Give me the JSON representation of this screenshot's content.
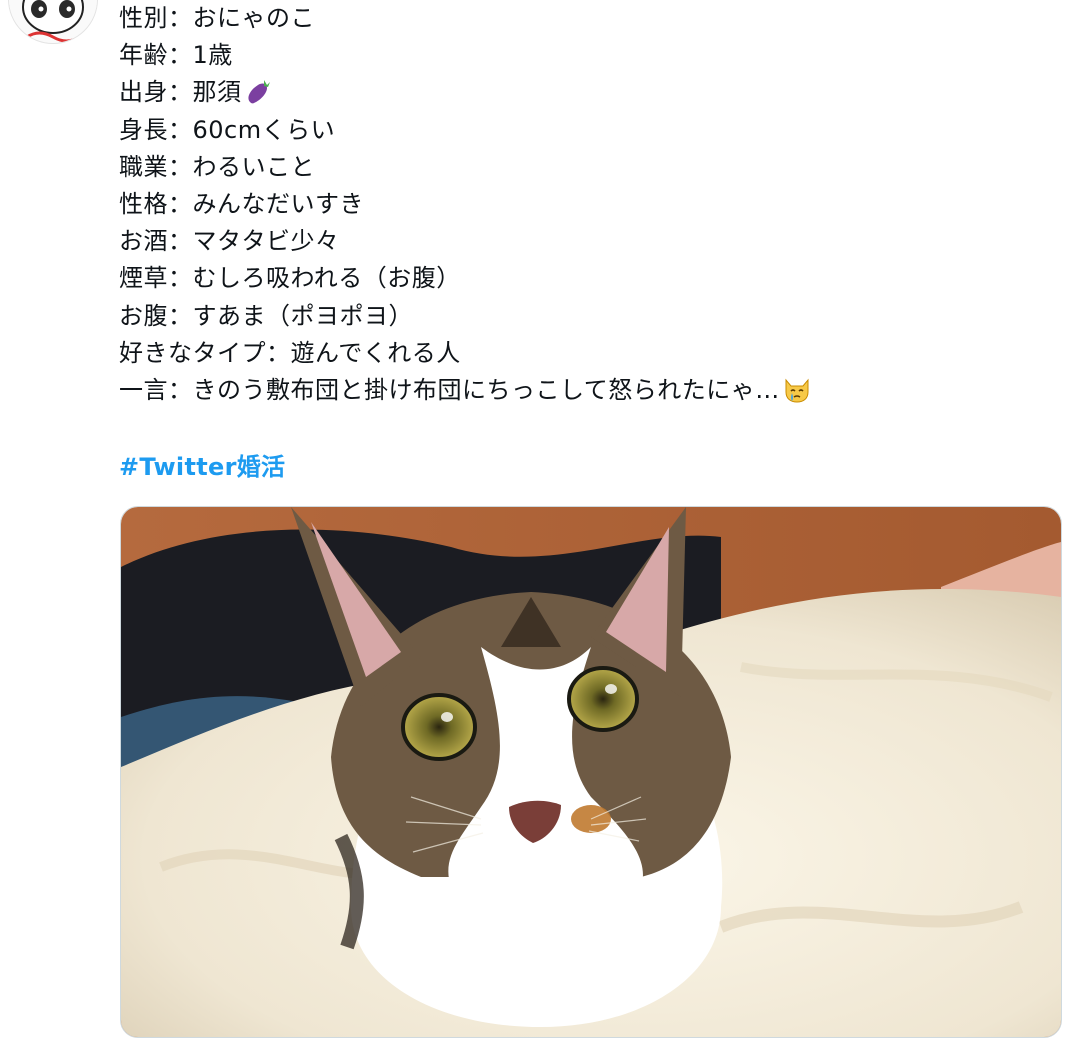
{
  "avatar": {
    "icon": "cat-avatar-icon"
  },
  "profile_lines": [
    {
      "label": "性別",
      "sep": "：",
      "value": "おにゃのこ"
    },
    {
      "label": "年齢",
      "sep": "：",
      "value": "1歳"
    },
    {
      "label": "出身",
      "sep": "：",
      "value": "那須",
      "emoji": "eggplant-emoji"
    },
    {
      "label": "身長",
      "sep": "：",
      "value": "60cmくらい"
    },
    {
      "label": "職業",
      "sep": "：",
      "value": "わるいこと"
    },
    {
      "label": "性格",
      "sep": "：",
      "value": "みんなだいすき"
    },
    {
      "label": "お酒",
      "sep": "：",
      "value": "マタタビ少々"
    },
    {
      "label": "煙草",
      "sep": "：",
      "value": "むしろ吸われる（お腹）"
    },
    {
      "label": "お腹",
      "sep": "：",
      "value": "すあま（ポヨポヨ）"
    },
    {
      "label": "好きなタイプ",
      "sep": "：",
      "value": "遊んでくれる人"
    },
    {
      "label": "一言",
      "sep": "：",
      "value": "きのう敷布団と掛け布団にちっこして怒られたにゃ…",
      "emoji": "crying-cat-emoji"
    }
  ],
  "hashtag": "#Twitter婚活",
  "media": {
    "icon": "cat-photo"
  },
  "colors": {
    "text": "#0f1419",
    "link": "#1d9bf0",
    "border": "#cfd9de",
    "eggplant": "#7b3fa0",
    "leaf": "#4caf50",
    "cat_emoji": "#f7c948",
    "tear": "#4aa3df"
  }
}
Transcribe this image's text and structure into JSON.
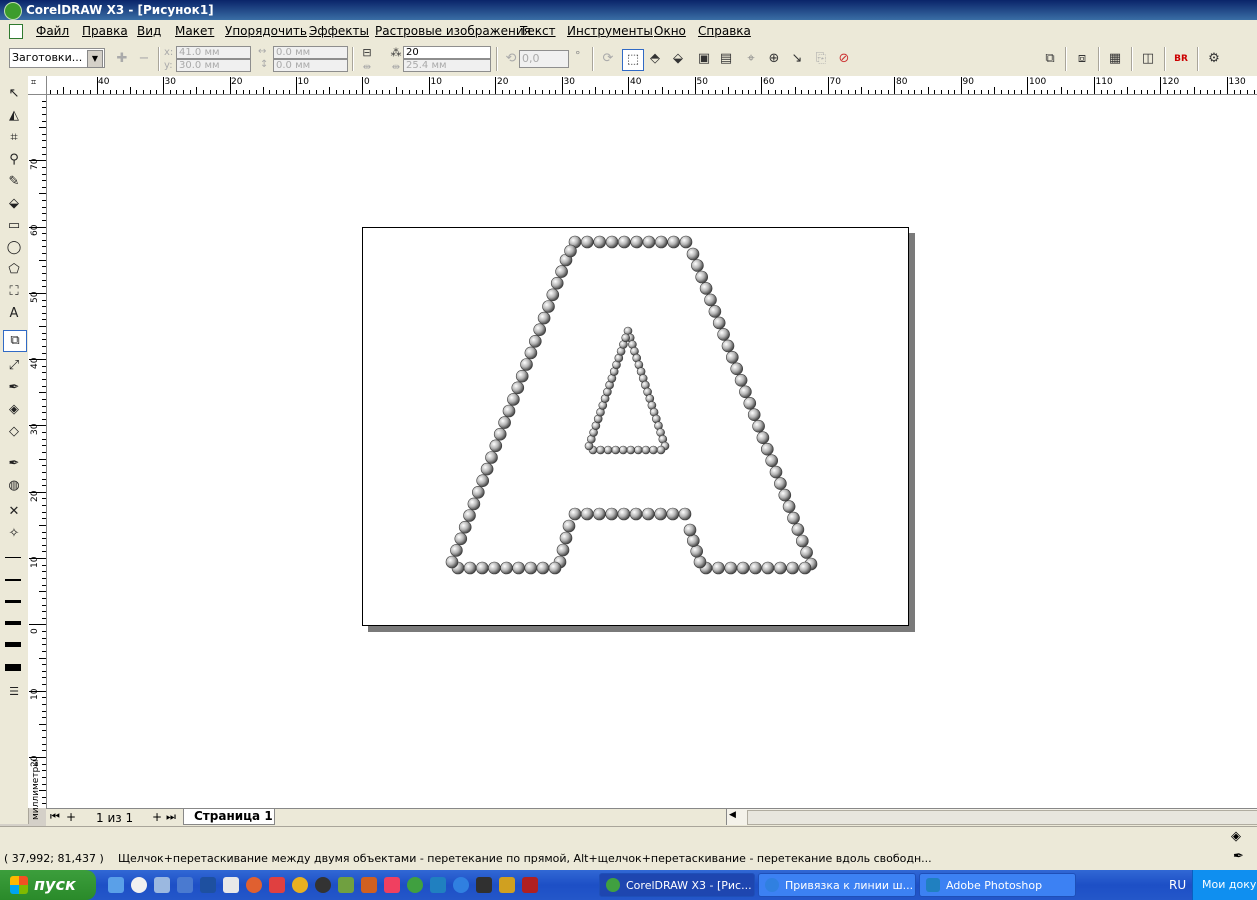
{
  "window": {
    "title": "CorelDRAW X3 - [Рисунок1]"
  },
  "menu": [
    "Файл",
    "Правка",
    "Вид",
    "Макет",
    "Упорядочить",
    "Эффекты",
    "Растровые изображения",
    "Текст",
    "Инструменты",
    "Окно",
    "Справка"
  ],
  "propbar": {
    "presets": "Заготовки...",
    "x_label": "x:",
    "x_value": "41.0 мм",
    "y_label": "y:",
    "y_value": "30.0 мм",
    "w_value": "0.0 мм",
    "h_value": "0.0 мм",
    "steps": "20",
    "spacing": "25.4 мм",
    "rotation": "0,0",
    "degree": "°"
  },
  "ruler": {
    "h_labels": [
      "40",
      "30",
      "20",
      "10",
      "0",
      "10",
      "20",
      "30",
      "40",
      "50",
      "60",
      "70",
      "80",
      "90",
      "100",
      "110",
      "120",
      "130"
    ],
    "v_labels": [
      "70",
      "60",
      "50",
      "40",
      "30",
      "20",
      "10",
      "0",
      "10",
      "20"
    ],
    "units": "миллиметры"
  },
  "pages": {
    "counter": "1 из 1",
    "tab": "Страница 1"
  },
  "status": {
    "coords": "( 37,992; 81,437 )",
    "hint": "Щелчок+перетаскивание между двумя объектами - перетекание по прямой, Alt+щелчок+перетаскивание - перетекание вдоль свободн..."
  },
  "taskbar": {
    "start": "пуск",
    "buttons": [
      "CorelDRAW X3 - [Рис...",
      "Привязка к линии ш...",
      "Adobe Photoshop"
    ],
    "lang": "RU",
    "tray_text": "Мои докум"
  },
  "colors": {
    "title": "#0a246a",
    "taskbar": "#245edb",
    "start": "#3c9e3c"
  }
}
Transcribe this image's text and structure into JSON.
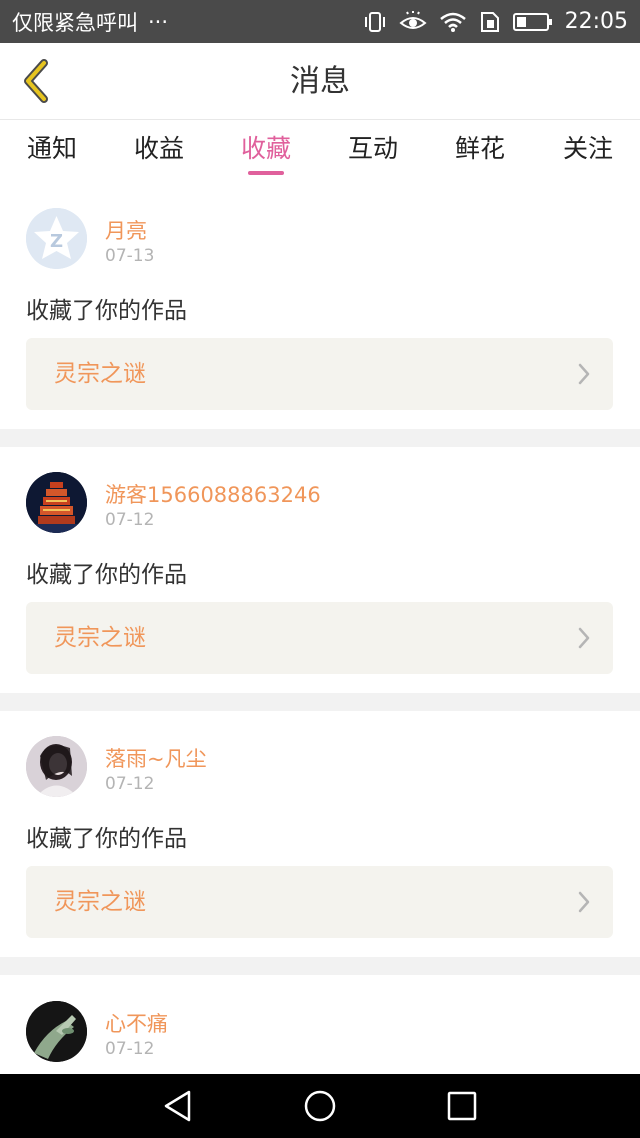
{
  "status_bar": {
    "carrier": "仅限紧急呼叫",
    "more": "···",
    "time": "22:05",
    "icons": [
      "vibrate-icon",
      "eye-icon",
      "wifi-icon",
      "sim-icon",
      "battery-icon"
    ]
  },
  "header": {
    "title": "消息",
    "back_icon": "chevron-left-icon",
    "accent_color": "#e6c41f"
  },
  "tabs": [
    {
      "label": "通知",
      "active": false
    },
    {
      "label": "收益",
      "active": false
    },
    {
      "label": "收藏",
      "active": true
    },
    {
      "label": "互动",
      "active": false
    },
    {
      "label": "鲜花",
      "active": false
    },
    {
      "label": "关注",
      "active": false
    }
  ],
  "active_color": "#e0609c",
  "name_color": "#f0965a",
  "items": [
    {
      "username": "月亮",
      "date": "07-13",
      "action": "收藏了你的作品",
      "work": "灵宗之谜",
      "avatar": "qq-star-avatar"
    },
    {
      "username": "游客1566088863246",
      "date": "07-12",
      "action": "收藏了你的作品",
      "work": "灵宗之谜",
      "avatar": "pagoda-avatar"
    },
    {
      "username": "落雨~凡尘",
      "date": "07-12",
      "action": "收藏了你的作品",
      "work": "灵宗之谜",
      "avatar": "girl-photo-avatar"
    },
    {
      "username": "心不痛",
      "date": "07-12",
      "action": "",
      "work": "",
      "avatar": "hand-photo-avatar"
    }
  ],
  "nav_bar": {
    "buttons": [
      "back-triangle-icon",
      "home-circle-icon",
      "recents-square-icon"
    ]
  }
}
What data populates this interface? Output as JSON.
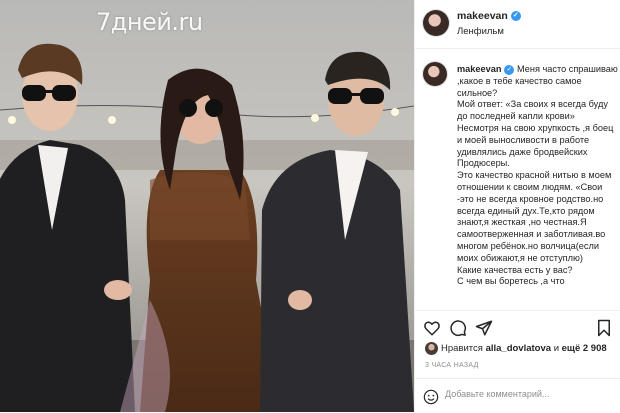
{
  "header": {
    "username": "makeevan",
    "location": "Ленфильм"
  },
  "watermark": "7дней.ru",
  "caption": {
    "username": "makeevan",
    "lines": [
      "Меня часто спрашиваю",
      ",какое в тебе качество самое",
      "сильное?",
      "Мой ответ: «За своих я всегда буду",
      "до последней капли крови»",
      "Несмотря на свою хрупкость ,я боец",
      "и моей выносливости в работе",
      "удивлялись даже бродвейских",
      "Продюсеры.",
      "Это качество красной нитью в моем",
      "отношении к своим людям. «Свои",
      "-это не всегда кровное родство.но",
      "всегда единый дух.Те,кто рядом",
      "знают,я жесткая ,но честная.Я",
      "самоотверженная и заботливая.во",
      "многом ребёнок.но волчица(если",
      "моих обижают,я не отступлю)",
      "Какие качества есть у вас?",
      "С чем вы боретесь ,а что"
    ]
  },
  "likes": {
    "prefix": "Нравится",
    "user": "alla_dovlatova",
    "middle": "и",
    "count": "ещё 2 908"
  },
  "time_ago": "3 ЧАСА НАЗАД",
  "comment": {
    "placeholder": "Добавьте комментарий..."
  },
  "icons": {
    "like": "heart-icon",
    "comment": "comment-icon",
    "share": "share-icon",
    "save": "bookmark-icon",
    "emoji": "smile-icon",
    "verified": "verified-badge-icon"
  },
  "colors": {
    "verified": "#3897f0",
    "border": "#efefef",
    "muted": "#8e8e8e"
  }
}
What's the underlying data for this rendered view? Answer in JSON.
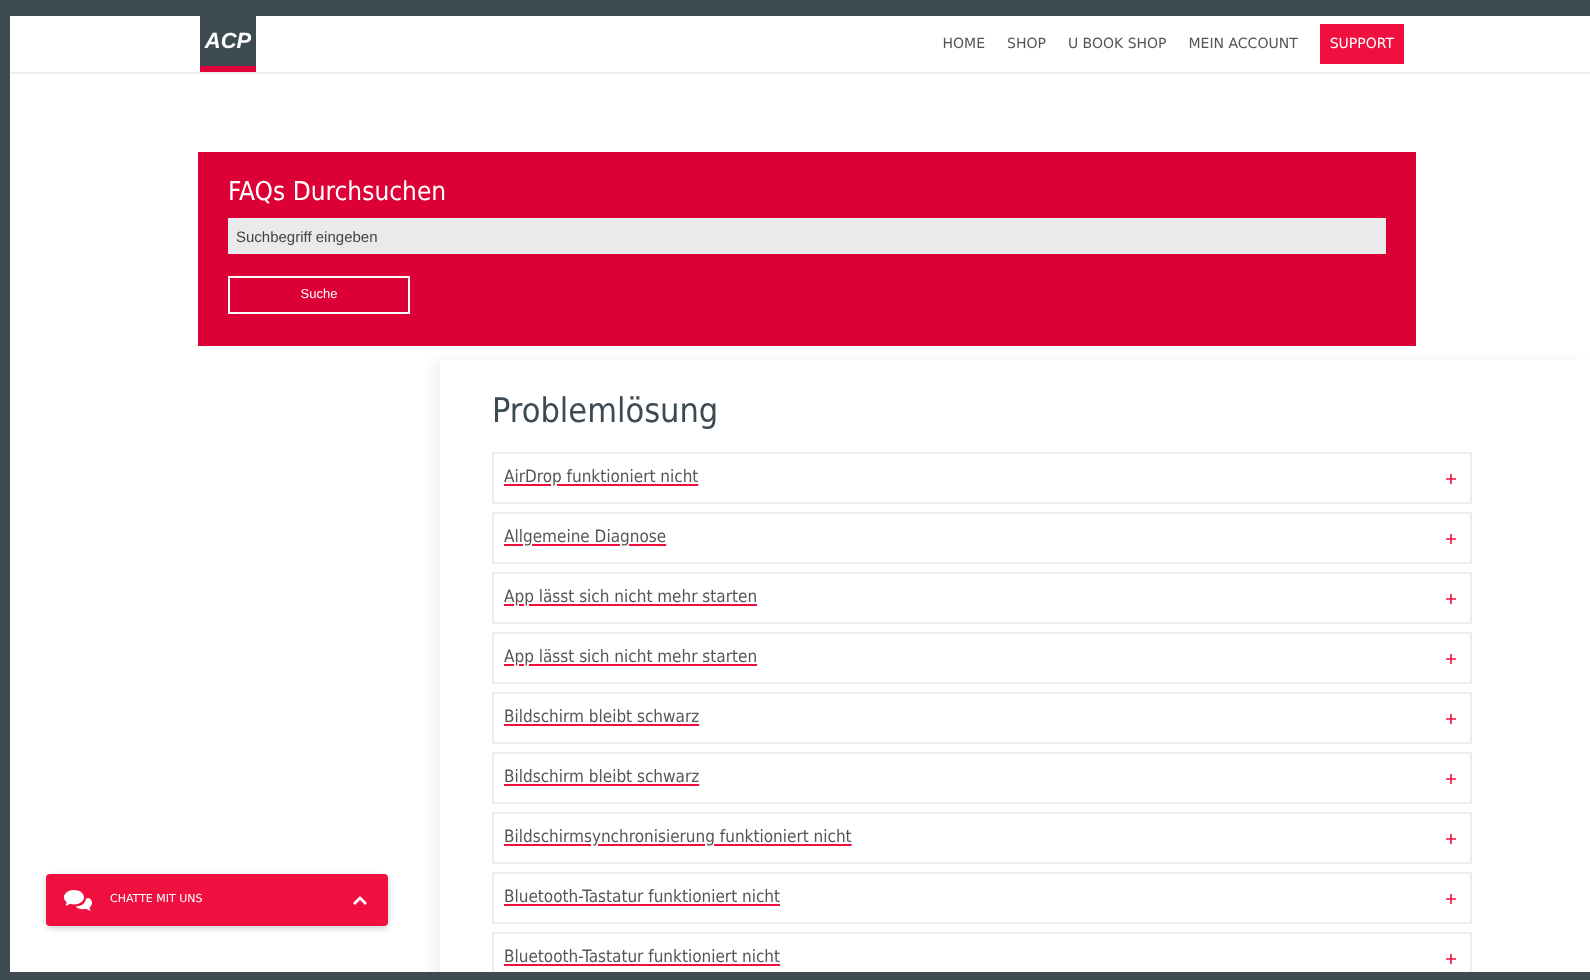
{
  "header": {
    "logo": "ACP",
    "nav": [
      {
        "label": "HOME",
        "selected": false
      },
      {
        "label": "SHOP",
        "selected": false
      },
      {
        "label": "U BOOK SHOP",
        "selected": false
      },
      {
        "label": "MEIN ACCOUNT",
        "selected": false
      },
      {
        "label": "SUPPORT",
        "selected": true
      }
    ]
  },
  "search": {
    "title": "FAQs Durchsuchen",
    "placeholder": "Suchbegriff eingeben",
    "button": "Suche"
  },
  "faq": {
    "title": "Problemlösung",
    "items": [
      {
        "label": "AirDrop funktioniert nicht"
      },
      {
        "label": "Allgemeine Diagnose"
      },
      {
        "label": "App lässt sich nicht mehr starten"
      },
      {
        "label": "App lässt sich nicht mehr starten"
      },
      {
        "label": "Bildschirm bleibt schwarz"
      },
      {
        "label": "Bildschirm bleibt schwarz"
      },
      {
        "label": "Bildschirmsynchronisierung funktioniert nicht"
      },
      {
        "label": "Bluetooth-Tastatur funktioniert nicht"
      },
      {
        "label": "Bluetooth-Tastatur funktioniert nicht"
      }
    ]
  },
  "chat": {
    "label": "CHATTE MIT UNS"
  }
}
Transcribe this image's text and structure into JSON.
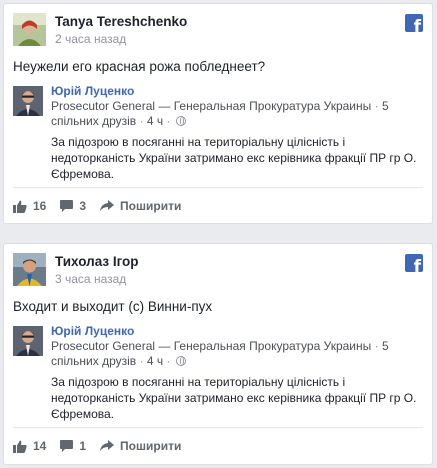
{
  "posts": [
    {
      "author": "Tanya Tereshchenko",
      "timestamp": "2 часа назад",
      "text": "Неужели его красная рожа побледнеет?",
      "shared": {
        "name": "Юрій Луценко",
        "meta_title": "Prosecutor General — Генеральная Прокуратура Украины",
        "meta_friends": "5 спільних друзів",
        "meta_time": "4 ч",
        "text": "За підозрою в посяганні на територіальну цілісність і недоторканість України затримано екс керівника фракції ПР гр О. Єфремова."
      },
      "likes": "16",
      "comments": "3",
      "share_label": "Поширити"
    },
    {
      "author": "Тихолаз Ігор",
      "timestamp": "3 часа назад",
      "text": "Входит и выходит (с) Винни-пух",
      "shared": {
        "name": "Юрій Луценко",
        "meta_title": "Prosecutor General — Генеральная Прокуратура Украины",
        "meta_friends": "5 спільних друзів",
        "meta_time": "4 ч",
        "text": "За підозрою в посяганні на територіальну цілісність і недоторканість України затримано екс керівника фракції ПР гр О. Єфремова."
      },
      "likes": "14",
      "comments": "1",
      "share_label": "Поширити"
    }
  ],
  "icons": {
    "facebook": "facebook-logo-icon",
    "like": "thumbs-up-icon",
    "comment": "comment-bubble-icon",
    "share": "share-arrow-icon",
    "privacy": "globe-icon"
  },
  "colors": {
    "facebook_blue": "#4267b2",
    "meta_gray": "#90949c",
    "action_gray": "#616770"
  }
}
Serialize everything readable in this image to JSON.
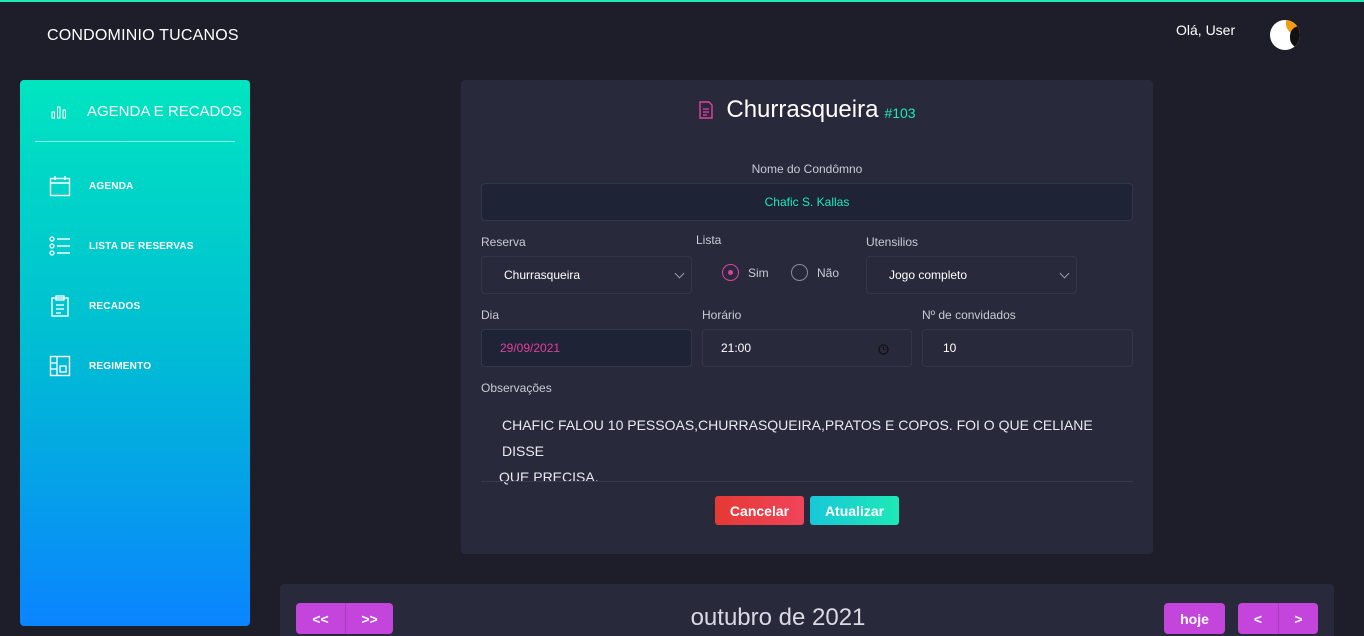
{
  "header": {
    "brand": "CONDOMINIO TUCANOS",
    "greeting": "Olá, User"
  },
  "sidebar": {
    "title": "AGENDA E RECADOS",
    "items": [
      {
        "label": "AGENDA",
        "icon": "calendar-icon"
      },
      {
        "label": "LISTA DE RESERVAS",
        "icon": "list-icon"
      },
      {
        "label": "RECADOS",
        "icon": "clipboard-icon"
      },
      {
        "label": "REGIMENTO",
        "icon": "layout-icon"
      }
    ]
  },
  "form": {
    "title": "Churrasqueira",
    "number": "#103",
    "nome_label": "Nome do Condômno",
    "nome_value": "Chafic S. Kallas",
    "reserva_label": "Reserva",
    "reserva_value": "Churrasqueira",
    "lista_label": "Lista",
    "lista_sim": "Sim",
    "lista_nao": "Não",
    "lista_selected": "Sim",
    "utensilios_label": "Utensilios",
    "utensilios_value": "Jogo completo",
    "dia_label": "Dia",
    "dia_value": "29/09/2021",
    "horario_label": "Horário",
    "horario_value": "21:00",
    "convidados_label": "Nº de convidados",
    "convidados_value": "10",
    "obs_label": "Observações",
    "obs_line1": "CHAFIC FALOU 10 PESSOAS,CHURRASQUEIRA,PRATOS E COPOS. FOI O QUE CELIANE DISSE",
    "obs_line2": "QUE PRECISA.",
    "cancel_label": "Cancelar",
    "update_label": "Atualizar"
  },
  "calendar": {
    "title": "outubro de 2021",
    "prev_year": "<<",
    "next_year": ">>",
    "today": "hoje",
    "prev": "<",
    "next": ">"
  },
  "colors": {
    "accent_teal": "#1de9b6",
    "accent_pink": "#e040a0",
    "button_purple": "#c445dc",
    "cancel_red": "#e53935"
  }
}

-----

Using the listing above, pick out each line that contains the word "avatar", then copy it.

THE REPLY
  "avatar": {
    "icon": "cat-avatar-icon"
      "avatar": "qq-star-avatar"
      "avatar": "pagoda-avatar"
      "avatar": "girl-photo-avatar"
      "avatar": "hand-photo-avatar"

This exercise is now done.